## Instrucciones de la tarea:
1. Vuelve a escribir íntegro y sin ningún cambio el texto sobre las malas palabras.
2. En las entradas, reproduce sin alteraciones las líneas que van desde la que contiene "Patent image size: (829, 730)." hasta la que contiene "The photodetector 13 is at (264, 615).", ambas incluidas, y solo esas.

## Fragmento del texto:
-----
Malas palabras, buenas preguntas
El lenguaje está vivo. Porque cambia la forma de referirnos a las cosas y las vías que vamos encontrando para hacernos entender, además de que las mismas comunidades lingüísticas están continuamente renovándose. Las llamadas “malas palabras” (o “palabrotas”, o lenguaje “soez”) son parte de ese repertorio que según la época, el contexto social, el momento político, las personas que las empleen, el lugar, el registro, la intención y el tono pueden sonar de las más diversas formas y hasta significar universos bien diferentes.
Quienes se dedican a estudiarlas aseguran que las malas palabras son universales. Cualquier idioma, jerga o dialecto, desde el fondo de la historia, hasta la actualidad y en todas las latitudes han tenido sus términos prohibidos. Porque las malas palabras hablan justamente de eso: aquello que supuestamente jamás se debería decir. O dicho de otra forma: del tabú. Según el psicoanalista Ariel Arango, las malas palabras mencionan siempre partes del cuerpo, secreciones o conductas que suscitan deseos sexuales, de ahí que sean consideradas obscenas. “La palabra obscena es la que viola las reglas de la escena social y se sale del libreto consagrado. Y es obscena porque nombra sin hipocresía, eufemismo, o pudor, lo que no debe mencionarse nunca en público: la sexualidad lujuriosa y veraz”, escribe en el libro Las malas palabras, virtudes de la obscenidad.
-----
## Entradas:
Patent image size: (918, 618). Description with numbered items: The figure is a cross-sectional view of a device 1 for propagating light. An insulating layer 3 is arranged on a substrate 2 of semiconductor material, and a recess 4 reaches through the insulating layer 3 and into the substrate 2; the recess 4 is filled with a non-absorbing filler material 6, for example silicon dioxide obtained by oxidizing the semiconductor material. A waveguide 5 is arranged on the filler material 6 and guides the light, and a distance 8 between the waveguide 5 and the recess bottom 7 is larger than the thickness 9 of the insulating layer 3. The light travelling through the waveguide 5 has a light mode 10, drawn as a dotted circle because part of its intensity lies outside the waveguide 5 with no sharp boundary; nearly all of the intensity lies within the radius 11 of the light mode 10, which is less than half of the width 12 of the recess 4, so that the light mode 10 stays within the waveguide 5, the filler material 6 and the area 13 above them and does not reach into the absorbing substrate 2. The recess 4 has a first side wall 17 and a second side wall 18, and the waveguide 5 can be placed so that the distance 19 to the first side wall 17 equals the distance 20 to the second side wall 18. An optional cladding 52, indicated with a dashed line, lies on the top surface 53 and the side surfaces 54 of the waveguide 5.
-----
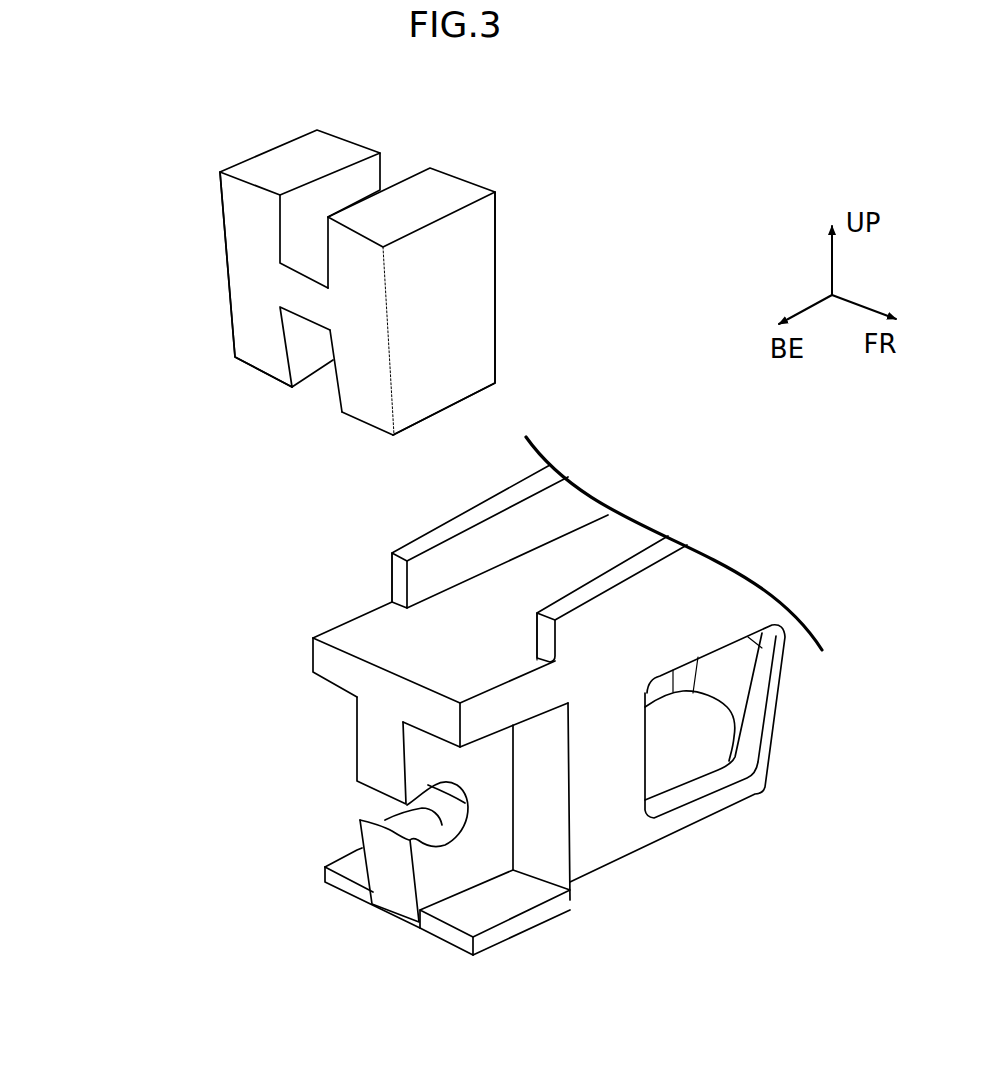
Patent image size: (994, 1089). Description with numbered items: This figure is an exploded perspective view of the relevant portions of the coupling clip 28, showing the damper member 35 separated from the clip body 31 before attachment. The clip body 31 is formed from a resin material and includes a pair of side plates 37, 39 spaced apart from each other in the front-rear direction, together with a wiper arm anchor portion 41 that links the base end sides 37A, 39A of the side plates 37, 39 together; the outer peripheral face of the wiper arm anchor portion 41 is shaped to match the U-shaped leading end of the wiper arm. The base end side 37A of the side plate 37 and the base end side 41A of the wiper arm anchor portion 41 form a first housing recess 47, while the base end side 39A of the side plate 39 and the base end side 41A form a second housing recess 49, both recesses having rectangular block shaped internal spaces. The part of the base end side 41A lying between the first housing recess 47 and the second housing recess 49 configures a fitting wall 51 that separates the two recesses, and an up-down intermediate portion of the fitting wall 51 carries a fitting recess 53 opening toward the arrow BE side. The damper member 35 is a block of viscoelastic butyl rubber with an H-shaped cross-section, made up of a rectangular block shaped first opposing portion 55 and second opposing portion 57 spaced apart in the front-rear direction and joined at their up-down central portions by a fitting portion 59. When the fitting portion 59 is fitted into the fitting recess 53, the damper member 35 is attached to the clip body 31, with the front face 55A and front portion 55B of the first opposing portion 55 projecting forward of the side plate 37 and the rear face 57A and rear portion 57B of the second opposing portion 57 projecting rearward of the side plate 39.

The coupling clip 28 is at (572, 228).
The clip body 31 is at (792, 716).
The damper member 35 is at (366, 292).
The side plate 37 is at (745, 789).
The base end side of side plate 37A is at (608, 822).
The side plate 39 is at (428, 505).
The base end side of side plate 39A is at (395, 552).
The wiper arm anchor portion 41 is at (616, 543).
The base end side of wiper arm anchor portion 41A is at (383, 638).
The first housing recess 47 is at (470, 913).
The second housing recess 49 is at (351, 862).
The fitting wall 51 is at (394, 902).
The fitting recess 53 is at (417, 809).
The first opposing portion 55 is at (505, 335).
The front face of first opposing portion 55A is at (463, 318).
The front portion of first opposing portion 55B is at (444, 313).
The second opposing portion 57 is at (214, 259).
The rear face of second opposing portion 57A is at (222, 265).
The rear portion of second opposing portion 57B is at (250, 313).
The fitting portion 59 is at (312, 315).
-----
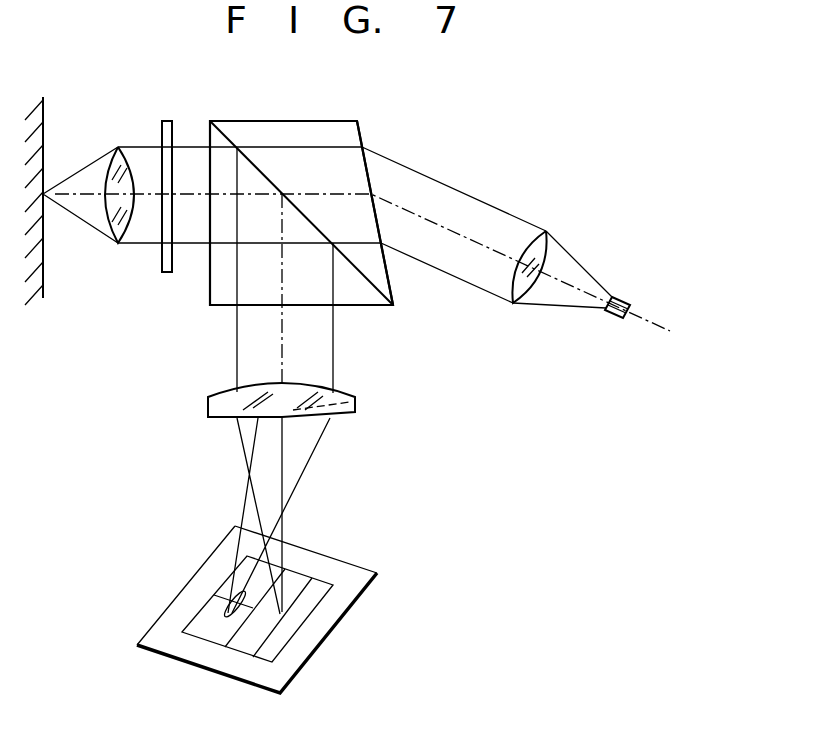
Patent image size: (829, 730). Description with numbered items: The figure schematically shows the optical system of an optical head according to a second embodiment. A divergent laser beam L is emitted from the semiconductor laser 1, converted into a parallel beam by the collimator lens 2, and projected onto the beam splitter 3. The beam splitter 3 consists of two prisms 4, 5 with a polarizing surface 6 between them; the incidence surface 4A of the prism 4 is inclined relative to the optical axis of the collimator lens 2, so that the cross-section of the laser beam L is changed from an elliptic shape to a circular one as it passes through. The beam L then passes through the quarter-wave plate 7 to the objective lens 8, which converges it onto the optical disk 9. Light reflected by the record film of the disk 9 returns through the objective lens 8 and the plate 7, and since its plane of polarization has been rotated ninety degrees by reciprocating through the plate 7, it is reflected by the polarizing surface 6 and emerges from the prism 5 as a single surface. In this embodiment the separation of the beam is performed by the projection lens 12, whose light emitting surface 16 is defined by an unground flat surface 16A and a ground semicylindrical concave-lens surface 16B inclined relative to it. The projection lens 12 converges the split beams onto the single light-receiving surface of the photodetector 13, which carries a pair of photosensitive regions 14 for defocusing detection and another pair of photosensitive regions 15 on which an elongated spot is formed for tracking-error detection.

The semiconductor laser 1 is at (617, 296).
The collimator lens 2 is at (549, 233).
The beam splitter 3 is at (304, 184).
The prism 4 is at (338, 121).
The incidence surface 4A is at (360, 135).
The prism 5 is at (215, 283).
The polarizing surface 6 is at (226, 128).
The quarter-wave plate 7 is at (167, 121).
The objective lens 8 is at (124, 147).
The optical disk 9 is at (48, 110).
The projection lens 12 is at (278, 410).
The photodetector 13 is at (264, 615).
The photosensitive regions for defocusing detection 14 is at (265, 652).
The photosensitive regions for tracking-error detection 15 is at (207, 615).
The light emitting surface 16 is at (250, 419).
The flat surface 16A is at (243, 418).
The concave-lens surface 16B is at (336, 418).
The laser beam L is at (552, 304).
-----
## Respuestas del ejercicio:
1.
Malas palabras, buenas preguntas
El lenguaje está vivo. Porque cambia la forma de referirnos a las cosas y las vías que vamos encontrando para hacernos entender, además de que las mismas comunidades lingüísticas están continuamente renovándose. Las llamadas “malas palabras” (o “palabrotas”, o lenguaje “soez”) son parte de ese repertorio que según la época, el contexto social, el momento político, las personas que las empleen, el lugar, el registro, la intención y el tono pueden sonar de las más diversas formas y hasta significar universos bien diferentes.
Quienes se dedican a estudiarlas aseguran que las malas palabras son universales. Cualquier idioma, jerga o dialecto, desde el fondo de la historia, hasta la actualidad y en todas las latitudes han tenido sus términos prohibidos. Porque las malas palabras hablan justamente de eso: aquello que supuestamente jamás se debería decir. O dicho de otra forma: del tabú. Según el psicoanalista Ariel Arango, las malas palabras mencionan siempre partes del cuerpo, secreciones o conductas que suscitan deseos sexuales, de ahí que sean consideradas obscenas. “La palabra obscena es la que viola las reglas de la escena social y se sale del libreto consagrado. Y es obscena porque nombra sin hipocresía, eufemismo, o pudor, lo que no debe mencionarse nunca en público: la sexualidad lujuriosa y veraz”, escribe en el libro Las malas palabras, virtudes de la obscenidad.

2.
Patent image size: (829, 730). Description with numbered items: The figure schematically shows the optical system of an optical head according to a second embodiment. A divergent laser beam L is emitted from the semiconductor laser 1, converted into a parallel beam by the collimator lens 2, and projected onto the beam splitter 3. The beam splitter 3 consists of two prisms 4, 5 with a polarizing surface 6 between them; the incidence surface 4A of the prism 4 is inclined relative to the optical axis of the collimator lens 2, so that the cross-section of the laser beam L is changed from an elliptic shape to a circular one as it passes through. The beam L then passes through the quarter-wave plate 7 to the objective lens 8, which converges it onto the optical disk 9. Light reflected by the record film of the disk 9 returns through the objective lens 8 and the plate 7, and since its plane of polarization has been rotated ninety degrees by reciprocating through the plate 7, it is reflected by the polarizing surface 6 and emerges from the prism 5 as a single surface. In this embodiment the separation of the beam is performed by the projection lens 12, whose light emitting surface 16 is defined by an unground flat surface 16A and a ground semicylindrical concave-lens surface 16B inclined relative to it. The projection lens 12 converges the split beams onto the single light-receiving surface of the photodetector 13, which carries a pair of photosensitive regions 14 for defocusing detection and another pair of photosensitive regions 15 on which an elongated spot is formed for tracking-error detection.

The semiconductor laser 1 is at (617, 296).
The collimator lens 2 is at (549, 233).
The beam splitter 3 is at (304, 184).
The prism 4 is at (338, 121).
The incidence surface 4A is at (360, 135).
The prism 5 is at (215, 283).
The polarizing surface 6 is at (226, 128).
The quarter-wave plate 7 is at (167, 121).
The objective lens 8 is at (124, 147).
The optical disk 9 is at (48, 110).
The projection lens 12 is at (278, 410).
The photodetector 13 is at (264, 615).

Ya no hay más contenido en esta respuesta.